■ **DATA LINES**:
---

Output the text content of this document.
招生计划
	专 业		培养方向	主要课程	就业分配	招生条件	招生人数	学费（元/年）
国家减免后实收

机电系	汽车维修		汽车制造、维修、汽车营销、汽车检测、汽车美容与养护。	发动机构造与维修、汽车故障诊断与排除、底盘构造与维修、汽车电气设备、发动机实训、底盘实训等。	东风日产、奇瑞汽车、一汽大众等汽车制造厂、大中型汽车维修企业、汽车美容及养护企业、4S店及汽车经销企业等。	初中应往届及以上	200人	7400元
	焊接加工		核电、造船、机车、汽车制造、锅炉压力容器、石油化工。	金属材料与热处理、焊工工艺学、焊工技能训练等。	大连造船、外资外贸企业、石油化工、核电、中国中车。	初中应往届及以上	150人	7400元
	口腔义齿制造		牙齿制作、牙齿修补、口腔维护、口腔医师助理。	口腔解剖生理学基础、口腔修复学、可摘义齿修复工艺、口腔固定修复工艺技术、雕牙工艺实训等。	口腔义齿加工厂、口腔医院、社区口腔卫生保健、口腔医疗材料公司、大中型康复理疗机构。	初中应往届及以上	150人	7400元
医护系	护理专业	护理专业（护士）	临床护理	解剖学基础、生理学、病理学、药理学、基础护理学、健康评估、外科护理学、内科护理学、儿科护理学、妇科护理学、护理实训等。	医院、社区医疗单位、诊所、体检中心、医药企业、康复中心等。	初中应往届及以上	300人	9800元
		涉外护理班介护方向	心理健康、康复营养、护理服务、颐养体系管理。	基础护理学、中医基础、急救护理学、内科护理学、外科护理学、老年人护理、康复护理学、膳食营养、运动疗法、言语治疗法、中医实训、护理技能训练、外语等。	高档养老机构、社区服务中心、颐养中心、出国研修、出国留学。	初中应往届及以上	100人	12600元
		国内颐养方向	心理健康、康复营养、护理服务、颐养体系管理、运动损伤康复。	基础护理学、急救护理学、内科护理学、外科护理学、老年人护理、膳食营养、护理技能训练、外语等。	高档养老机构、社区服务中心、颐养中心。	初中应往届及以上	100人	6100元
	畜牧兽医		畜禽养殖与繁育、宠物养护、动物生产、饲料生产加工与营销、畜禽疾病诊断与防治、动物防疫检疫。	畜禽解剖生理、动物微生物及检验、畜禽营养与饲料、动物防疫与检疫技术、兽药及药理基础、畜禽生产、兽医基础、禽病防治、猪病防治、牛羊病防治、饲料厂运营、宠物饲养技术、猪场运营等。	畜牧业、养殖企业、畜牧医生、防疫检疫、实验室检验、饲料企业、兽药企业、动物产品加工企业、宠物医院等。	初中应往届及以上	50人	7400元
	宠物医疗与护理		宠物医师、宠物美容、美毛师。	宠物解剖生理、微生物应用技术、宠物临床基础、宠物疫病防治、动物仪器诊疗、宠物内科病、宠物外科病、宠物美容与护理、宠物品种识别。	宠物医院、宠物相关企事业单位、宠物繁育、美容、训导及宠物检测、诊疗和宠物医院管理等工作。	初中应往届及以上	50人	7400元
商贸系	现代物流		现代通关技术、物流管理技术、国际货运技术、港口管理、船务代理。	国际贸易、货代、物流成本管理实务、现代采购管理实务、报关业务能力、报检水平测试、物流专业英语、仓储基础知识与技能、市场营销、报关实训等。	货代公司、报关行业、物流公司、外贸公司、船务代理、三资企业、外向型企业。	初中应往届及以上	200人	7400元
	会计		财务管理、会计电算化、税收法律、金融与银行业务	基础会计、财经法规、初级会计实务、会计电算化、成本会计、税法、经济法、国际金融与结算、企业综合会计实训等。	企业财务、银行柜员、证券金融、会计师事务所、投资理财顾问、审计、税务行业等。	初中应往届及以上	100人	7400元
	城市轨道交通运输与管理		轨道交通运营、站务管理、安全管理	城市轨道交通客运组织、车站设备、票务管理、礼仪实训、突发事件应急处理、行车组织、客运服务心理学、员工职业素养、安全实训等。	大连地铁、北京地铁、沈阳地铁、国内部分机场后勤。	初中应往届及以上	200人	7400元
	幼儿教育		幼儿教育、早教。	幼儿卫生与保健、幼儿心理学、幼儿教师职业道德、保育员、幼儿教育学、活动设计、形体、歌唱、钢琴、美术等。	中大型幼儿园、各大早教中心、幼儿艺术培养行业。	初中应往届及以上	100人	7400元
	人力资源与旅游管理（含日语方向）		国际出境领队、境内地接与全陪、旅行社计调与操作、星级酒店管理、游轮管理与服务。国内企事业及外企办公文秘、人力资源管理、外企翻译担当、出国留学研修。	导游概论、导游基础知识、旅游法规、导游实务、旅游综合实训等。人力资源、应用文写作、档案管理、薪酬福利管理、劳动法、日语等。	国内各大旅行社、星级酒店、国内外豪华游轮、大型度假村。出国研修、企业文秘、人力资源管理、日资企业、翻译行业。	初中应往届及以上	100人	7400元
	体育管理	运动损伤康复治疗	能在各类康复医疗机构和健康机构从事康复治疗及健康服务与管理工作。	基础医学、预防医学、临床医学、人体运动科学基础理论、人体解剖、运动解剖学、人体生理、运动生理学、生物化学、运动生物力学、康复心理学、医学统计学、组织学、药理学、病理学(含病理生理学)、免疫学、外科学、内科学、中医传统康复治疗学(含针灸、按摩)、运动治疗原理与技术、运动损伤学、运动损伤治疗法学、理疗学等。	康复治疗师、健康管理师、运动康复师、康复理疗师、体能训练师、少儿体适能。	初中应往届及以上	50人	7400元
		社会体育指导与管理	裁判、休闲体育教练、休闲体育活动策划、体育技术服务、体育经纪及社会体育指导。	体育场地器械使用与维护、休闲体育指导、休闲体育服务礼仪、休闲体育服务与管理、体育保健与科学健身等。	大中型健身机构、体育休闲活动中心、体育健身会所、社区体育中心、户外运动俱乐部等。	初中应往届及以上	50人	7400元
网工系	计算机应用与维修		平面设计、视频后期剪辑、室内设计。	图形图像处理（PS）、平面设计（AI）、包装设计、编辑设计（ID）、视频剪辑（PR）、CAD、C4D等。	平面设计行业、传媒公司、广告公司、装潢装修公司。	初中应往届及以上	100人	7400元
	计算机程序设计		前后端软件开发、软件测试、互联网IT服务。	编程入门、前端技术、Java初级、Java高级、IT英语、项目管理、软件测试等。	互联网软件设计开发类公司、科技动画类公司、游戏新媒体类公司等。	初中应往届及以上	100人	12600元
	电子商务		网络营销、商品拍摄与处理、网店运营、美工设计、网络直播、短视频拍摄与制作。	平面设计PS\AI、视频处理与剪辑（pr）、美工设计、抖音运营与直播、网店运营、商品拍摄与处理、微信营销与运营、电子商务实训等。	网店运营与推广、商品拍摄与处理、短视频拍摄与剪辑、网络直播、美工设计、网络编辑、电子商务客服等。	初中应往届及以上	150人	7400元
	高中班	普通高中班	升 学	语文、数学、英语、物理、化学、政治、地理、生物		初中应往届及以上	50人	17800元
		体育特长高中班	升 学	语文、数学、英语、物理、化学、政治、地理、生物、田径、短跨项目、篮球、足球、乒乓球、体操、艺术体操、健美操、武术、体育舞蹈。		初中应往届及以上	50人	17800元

---

Each line of the material must be restated exactly.

Output the text content of this document.
招生计划
	专 业		培养方向	主要课程	就业分配	招生条件	招生人数	学费（元/年）
国家减免后实收

机电系	汽车维修		汽车制造、维修、汽车营销、汽车检测、汽车美容与养护。	发动机构造与维修、汽车故障诊断与排除、底盘构造与维修、汽车电气设备、发动机实训、底盘实训等。	东风日产、奇瑞汽车、一汽大众等汽车制造厂、大中型汽车维修企业、汽车美容及养护企业、4S店及汽车经销企业等。	初中应往届及以上	200人	7400元
	焊接加工		核电、造船、机车、汽车制造、锅炉压力容器、石油化工。	金属材料与热处理、焊工工艺学、焊工技能训练等。	大连造船、外资外贸企业、石油化工、核电、中国中车。	初中应往届及以上	150人	7400元
	口腔义齿制造		牙齿制作、牙齿修补、口腔维护、口腔医师助理。	口腔解剖生理学基础、口腔修复学、可摘义齿修复工艺、口腔固定修复工艺技术、雕牙工艺实训等。	口腔义齿加工厂、口腔医院、社区口腔卫生保健、口腔医疗材料公司、大中型康复理疗机构。	初中应往届及以上	150人	7400元
医护系	护理专业	护理专业（护士）	临床护理	解剖学基础、生理学、病理学、药理学、基础护理学、健康评估、外科护理学、内科护理学、儿科护理学、妇科护理学、护理实训等。	医院、社区医疗单位、诊所、体检中心、医药企业、康复中心等。	初中应往届及以上	300人	9800元
		涉外护理班介护方向	心理健康、康复营养、护理服务、颐养体系管理。	基础护理学、中医基础、急救护理学、内科护理学、外科护理学、老年人护理、康复护理学、膳食营养、运动疗法、言语治疗法、中医实训、护理技能训练、外语等。	高档养老机构、社区服务中心、颐养中心、出国研修、出国留学。	初中应往届及以上	100人	12600元
		国内颐养方向	心理健康、康复营养、护理服务、颐养体系管理、运动损伤康复。	基础护理学、急救护理学、内科护理学、外科护理学、老年人护理、膳食营养、护理技能训练、外语等。	高档养老机构、社区服务中心、颐养中心。	初中应往届及以上	100人	6100元
	畜牧兽医		畜禽养殖与繁育、宠物养护、动物生产、饲料生产加工与营销、畜禽疾病诊断与防治、动物防疫检疫。	畜禽解剖生理、动物微生物及检验、畜禽营养与饲料、动物防疫与检疫技术、兽药及药理基础、畜禽生产、兽医基础、禽病防治、猪病防治、牛羊病防治、饲料厂运营、宠物饲养技术、猪场运营等。	畜牧业、养殖企业、畜牧医生、防疫检疫、实验室检验、饲料企业、兽药企业、动物产品加工企业、宠物医院等。	初中应往届及以上	50人	7400元
	宠物医疗与护理		宠物医师、宠物美容、美毛师。	宠物解剖生理、微生物应用技术、宠物临床基础、宠物疫病防治、动物仪器诊疗、宠物内科病、宠物外科病、宠物美容与护理、宠物品种识别。	宠物医院、宠物相关企事业单位、宠物繁育、美容、训导及宠物检测、诊疗和宠物医院管理等工作。	初中应往届及以上	50人	7400元
商贸系	现代物流		现代通关技术、物流管理技术、国际货运技术、港口管理、船务代理。	国际贸易、货代、物流成本管理实务、现代采购管理实务、报关业务能力、报检水平测试、物流专业英语、仓储基础知识与技能、市场营销、报关实训等。	货代公司、报关行业、物流公司、外贸公司、船务代理、三资企业、外向型企业。	初中应往届及以上	200人	7400元
	会计		财务管理、会计电算化、税收法律、金融与银行业务	基础会计、财经法规、初级会计实务、会计电算化、成本会计、税法、经济法、国际金融与结算、企业综合会计实训等。	企业财务、银行柜员、证券金融、会计师事务所、投资理财顾问、审计、税务行业等。	初中应往届及以上	100人	7400元
	城市轨道交通运输与管理		轨道交通运营、站务管理、安全管理	城市轨道交通客运组织、车站设备、票务管理、礼仪实训、突发事件应急处理、行车组织、客运服务心理学、员工职业素养、安全实训等。	大连地铁、北京地铁、沈阳地铁、国内部分机场后勤。	初中应往届及以上	200人	7400元
	幼儿教育		幼儿教育、早教。	幼儿卫生与保健、幼儿心理学、幼儿教师职业道德、保育员、幼儿教育学、活动设计、形体、歌唱、钢琴、美术等。	中大型幼儿园、各大早教中心、幼儿艺术培养行业。	初中应往届及以上	100人	7400元
	人力资源与旅游管理（含日语方向）		国际出境领队、境内地接与全陪、旅行社计调与操作、星级酒店管理、游轮管理与服务。国内企事业及外企办公文秘、人力资源管理、外企翻译担当、出国留学研修。	导游概论、导游基础知识、旅游法规、导游实务、旅游综合实训等。人力资源、应用文写作、档案管理、薪酬福利管理、劳动法、日语等。	国内各大旅行社、星级酒店、国内外豪华游轮、大型度假村。出国研修、企业文秘、人力资源管理、日资企业、翻译行业。	初中应往届及以上	100人	7400元
	体育管理	运动损伤康复治疗	能在各类康复医疗机构和健康机构从事康复治疗及健康服务与管理工作。	基础医学、预防医学、临床医学、人体运动科学基础理论、人体解剖、运动解剖学、人体生理、运动生理学、生物化学、运动生物力学、康复心理学、医学统计学、组织学、药理学、病理学(含病理生理学)、免疫学、外科学、内科学、中医传统康复治疗学(含针灸、按摩)、运动治疗原理与技术、运动损伤学、运动损伤治疗法学、理疗学等。	康复治疗师、健康管理师、运动康复师、康复理疗师、体能训练师、少儿体适能。	初中应往届及以上	50人	7400元
		社会体育指导与管理	裁判、休闲体育教练、休闲体育活动策划、体育技术服务、体育经纪及社会体育指导。	体育场地器械使用与维护、休闲体育指导、休闲体育服务礼仪、休闲体育服务与管理、体育保健与科学健身等。	大中型健身机构、体育休闲活动中心、体育健身会所、社区体育中心、户外运动俱乐部等。	初中应往届及以上	50人	7400元
网工系	计算机应用与维修		平面设计、视频后期剪辑、室内设计。	图形图像处理（PS）、平面设计（AI）、包装设计、编辑设计（ID）、视频剪辑（PR）、CAD、C4D等。	平面设计行业、传媒公司、广告公司、装潢装修公司。	初中应往届及以上	100人	7400元
	计算机程序设计		前后端软件开发、软件测试、互联网IT服务。	编程入门、前端技术、Java初级、Java高级、IT英语、项目管理、软件测试等。	互联网软件设计开发类公司、科技动画类公司、游戏新媒体类公司等。	初中应往届及以上	100人	12600元
	电子商务		网络营销、商品拍摄与处理、网店运营、美工设计、网络直播、短视频拍摄与制作。	平面设计PS\AI、视频处理与剪辑（pr）、美工设计、抖音运营与直播、网店运营、商品拍摄与处理、微信营销与运营、电子商务实训等。	网店运营与推广、商品拍摄与处理、短视频拍摄与剪辑、网络直播、美工设计、网络编辑、电子商务客服等。	初中应往届及以上	150人	7400元
	高中班	普通高中班	升 学	语文、数学、英语、物理、化学、政治、地理、生物		初中应往届及以上	50人	17800元
		体育特长高中班	升 学	语文、数学、英语、物理、化学、政治、地理、生物、田径、短跨项目、篮球、足球、乒乓球、体操、艺术体操、健美操、武术、体育舞蹈。		初中应往届及以上	50人	17800元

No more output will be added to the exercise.